## GOAL
Which lines of the listing contain the string "title"? Copy each of those lines in full, and match the string's case exactly.
===
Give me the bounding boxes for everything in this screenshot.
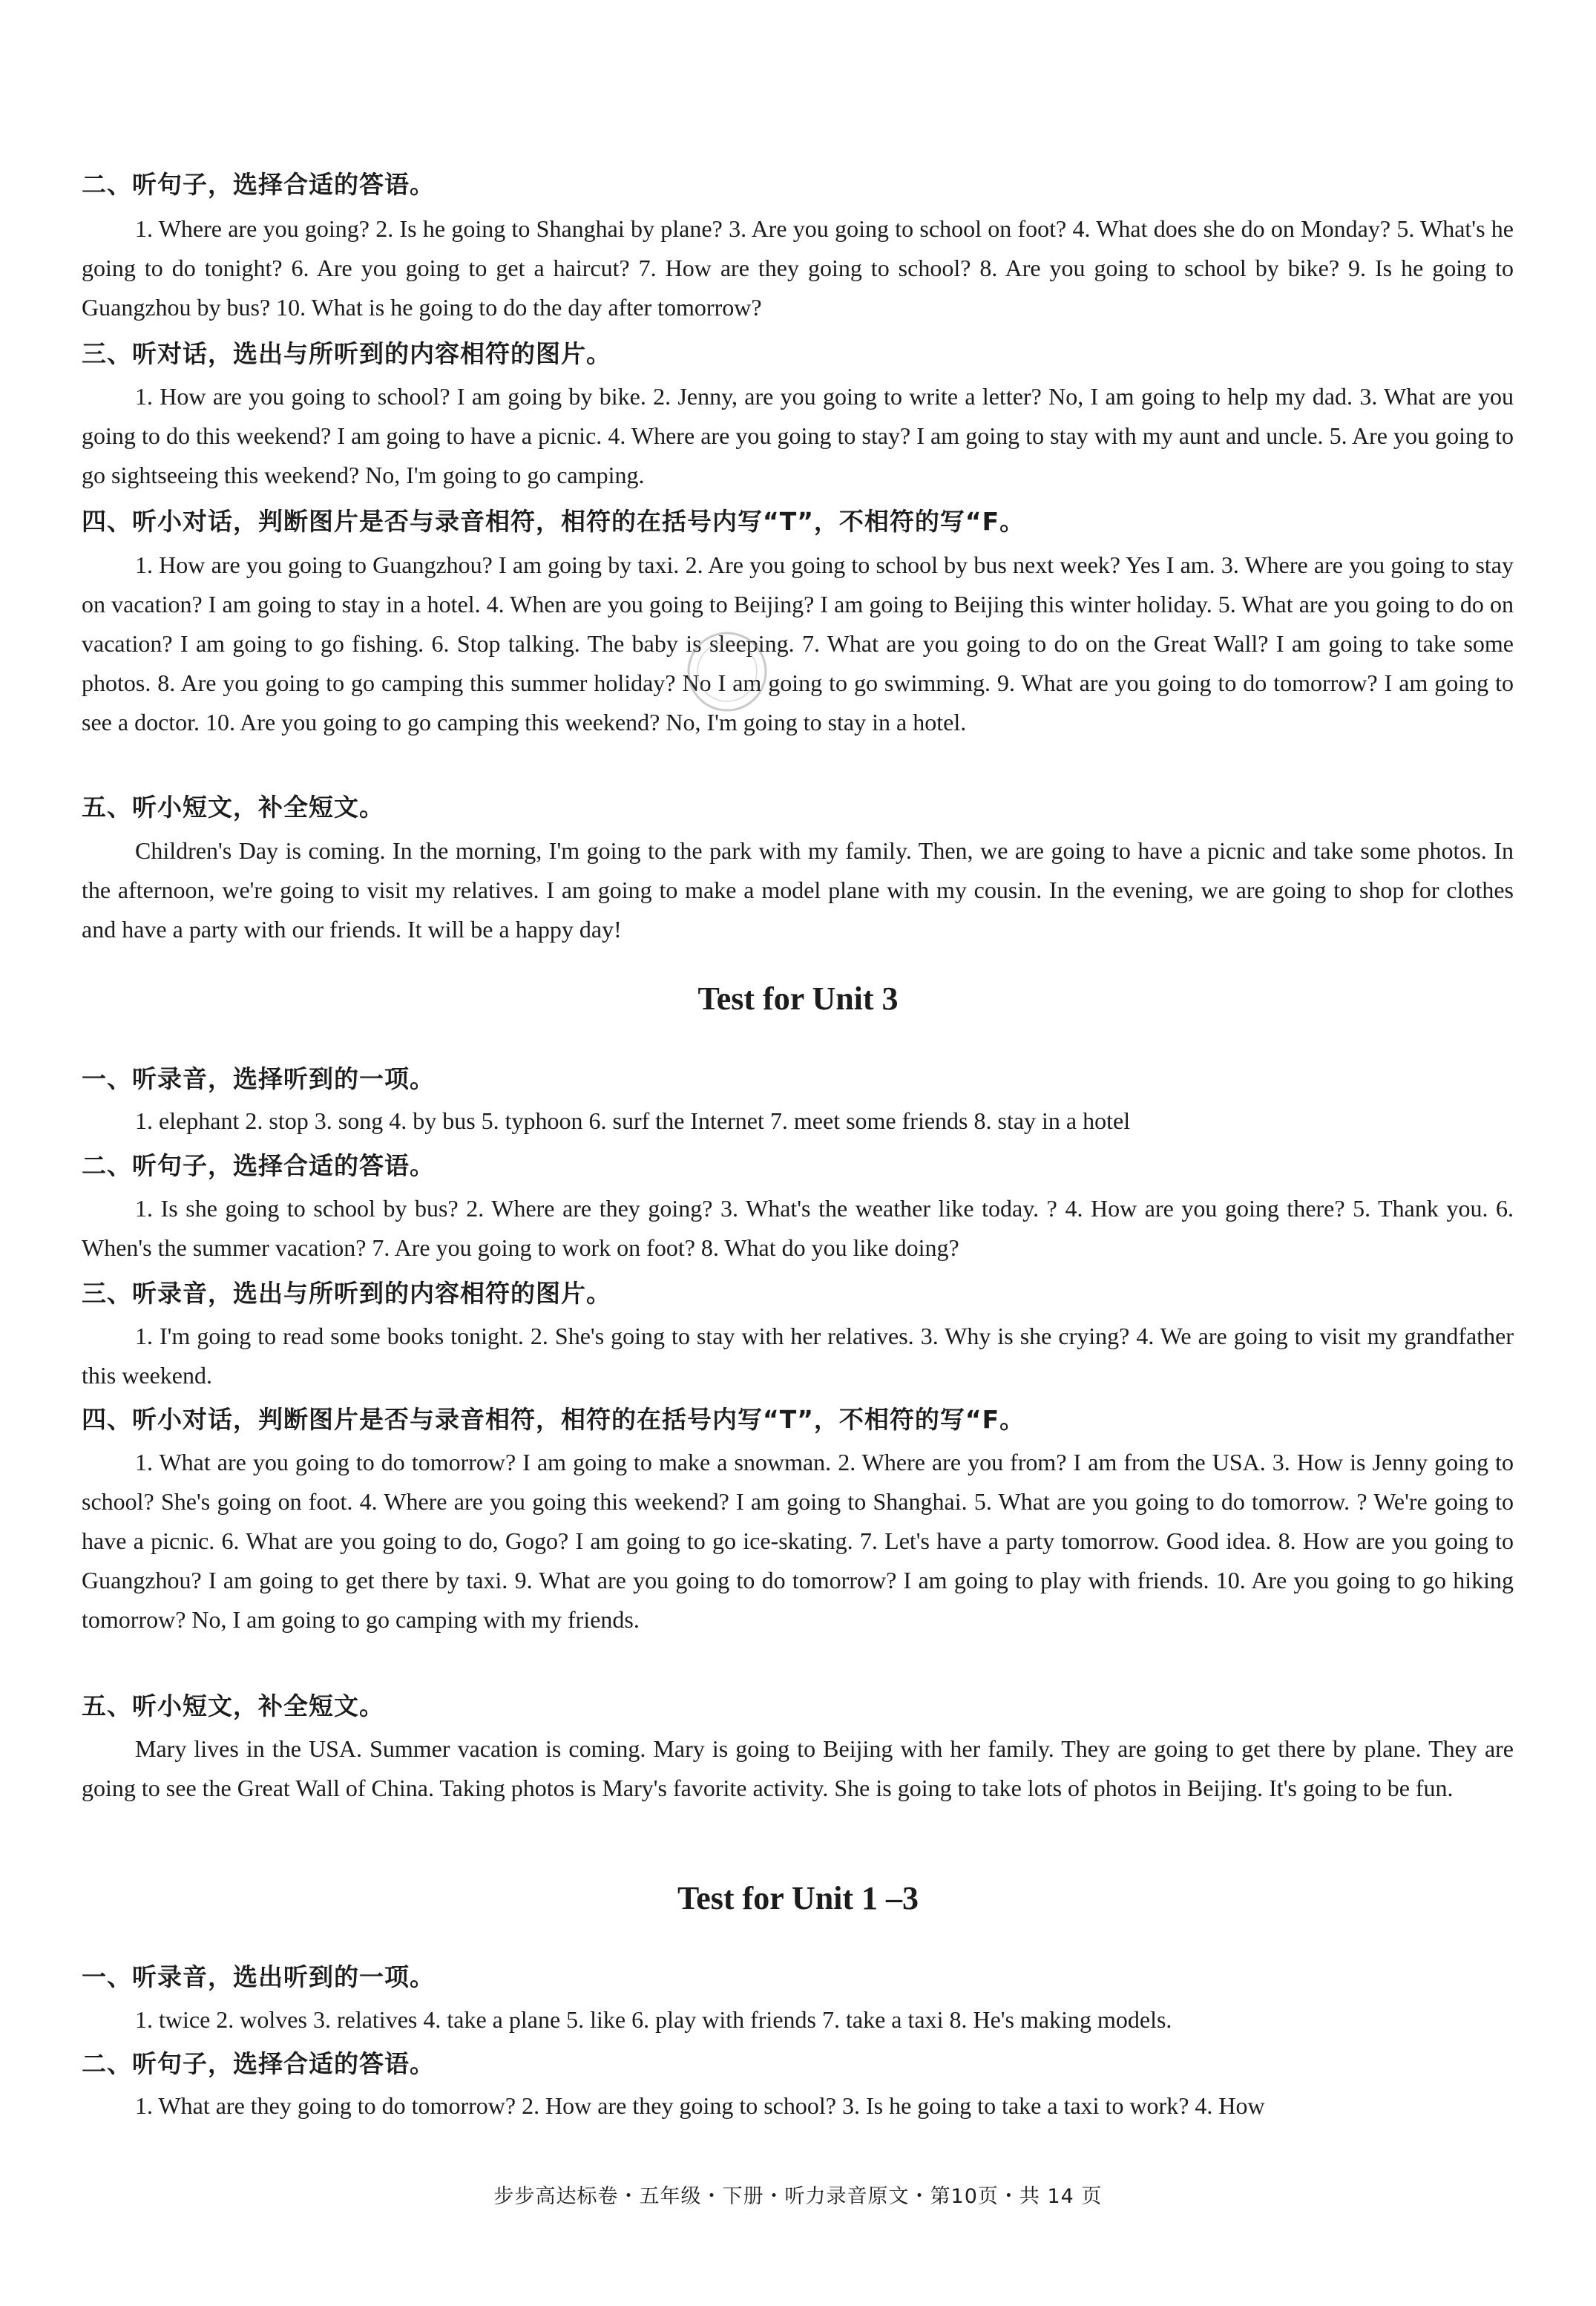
section-text: 1. Where are you going? 2. Is he going to Shanghai by plane? 3. Are you going to school on foot? 4. What does she do on Monday? 5. What's he going to do tonight? 6. Are you going to get a haircut? 7. How are they going to school? 8. Are you going to school by bike? 9. Is he going to Guangzhou by bus? 10. What is he going to do the day after tomorrow? [82,215,1514,321]
unit13-title: Test for Unit 1 –3 [677,1880,919,1916]
section-heading: 四、听小对话，判断图片是否与录音相符，相符的在括号内写“T”，不相符的写“F。 [82,1405,1025,1434]
section-text: Children's Day is coming. In the morning, I'm going to the park with my family. Then, we are going to have a picnic and take some photos. In the afternoon, we're going to visit my relatives. I am going to make a model plane with my cousin. In the evening, we are going to shop for clothes and have a party with our friends. It will be a happy day! [82,837,1514,943]
section-heading: 四、听小对话，判断图片是否与录音相符，相符的在括号内写“T”，不相符的写“F。 [82,507,1025,536]
section-text: 1. How are you going to Guangzhou? I am going by taxi. 2. Are you going to school by bus next week? Yes I am. 3. Where are you going to stay on vacation? I am going to stay in a hotel. 4. When are you going to Beijing? I am going to Beijing this winter holiday. 5. What are you going to do on vacation? I am going to go fishing. 6. Stop talking. The baby is sleeping. 7. What are you going to do on the Great Wall? I am going to take some photos. 8. Are you going to go camping this summer holiday? No I am going to go swimming. 9. What are you going to do tomorrow? I am going to see a doctor. 10. Are you going to go camping this weekend? No, I'm going to stay in a hotel. [82,551,1514,736]
section-text: 1. How are you going to school? I am going by bike. 2. Jenny, are you going to write a letter? No, I am going to help my dad. 3. What are you going to do this weekend? I am going to have a picnic. 4. Where are you going to stay? I am going to stay with my aunt and uncle. 5. Are you going to go sightseeing this weekend? No, I'm going to go camping. [82,383,1514,488]
section-heading: 五、听小短文，补全短文。 [82,793,384,822]
section-text: Mary lives in the USA. Summer vacation is coming. Mary is going to Beijing with her family. They are going to get there by plane. They are going to see the Great Wall of China. Taking photos is Mary's favorite activity. She is going to take lots of photos in Beijing. It's going to be fun. [82,1735,1514,1801]
section-heading: 三、听对话，选出与所听到的内容相符的图片。 [82,339,611,368]
section-text: 1. What are you going to do tomorrow? I am going to make a snowman. 2. Where are you from? I am from the USA. 3. How is Jenny going to school? She's going on foot. 4. Where are you going this weekend? I am going to Shanghai. 5. What are you going to do tomorrow. ? We're going to have a picnic. 6. What are you going to do, Gogo? I am going to go ice-skating. 7. Let's have a party tomorrow. Good idea. 8. How are you going to Guangzhou? I am going to get there by taxi. 9. What are you going to do tomorrow? I am going to play with friends. 10. Are you going to go hiking tomorrow? No, I am going to go camping with my friends. [82,1449,1514,1633]
section-heading: 五、听小短文，补全短文。 [82,1691,384,1720]
stamp-watermark-icon [683,627,772,716]
page-footer: 步步高达标卷・五年级・下册・听力录音原文・第10页・共 14 页 [493,2185,1103,2208]
section-heading: 一、听录音，选出听到的一项。 [82,1962,435,1991]
section-text: 1. elephant 2. stop 3. song 4. by bus 5. typhoon 6. surf the Internet 7. meet some friends 8. stay in a hotel [135,1107,1131,1134]
section-heading: 二、听句子，选择合适的答语。 [82,1151,435,1180]
unit3-title: Test for Unit 3 [697,980,899,1017]
section-heading: 三、听录音，选出与所听到的内容相符的图片。 [82,1279,611,1308]
section-heading: 一、听录音，选择听到的一项。 [82,1064,435,1093]
section-heading: 二、听句子，选择合适的答语。 [82,170,435,199]
section-text: 1. I'm going to read some books tonight. 2. She's going to stay with her relatives. 3. Why is she crying? 4. We are going to visit my grandfather this weekend. [82,1323,1514,1389]
section-text: 1. Is she going to school by bus? 2. Where are they going? 3. What's the weather like today. ? 4. How are you going there? 5. Thank you. 6. When's the summer vacation? 7. Are you going to work on foot? 8. What do you like doing? [82,1195,1514,1261]
section-text: 1. What are they going to do tomorrow? 2. How are they going to school? 3. Is he going to take a taxi to work? 4. How [135,2092,1265,2119]
section-text: 1. twice 2. wolves 3. relatives 4. take a plane 5. like 6. play with friends 7. take a taxi 8. He's making models. [135,2006,1172,2033]
section-heading: 二、听句子，选择合适的答语。 [82,2049,435,2078]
===
## RESPONSE TO THIS TASK
unit13-title: Test for Unit 1 –3 [677,1880,919,1916]
unit3-title: Test for Unit 3 [697,980,899,1017]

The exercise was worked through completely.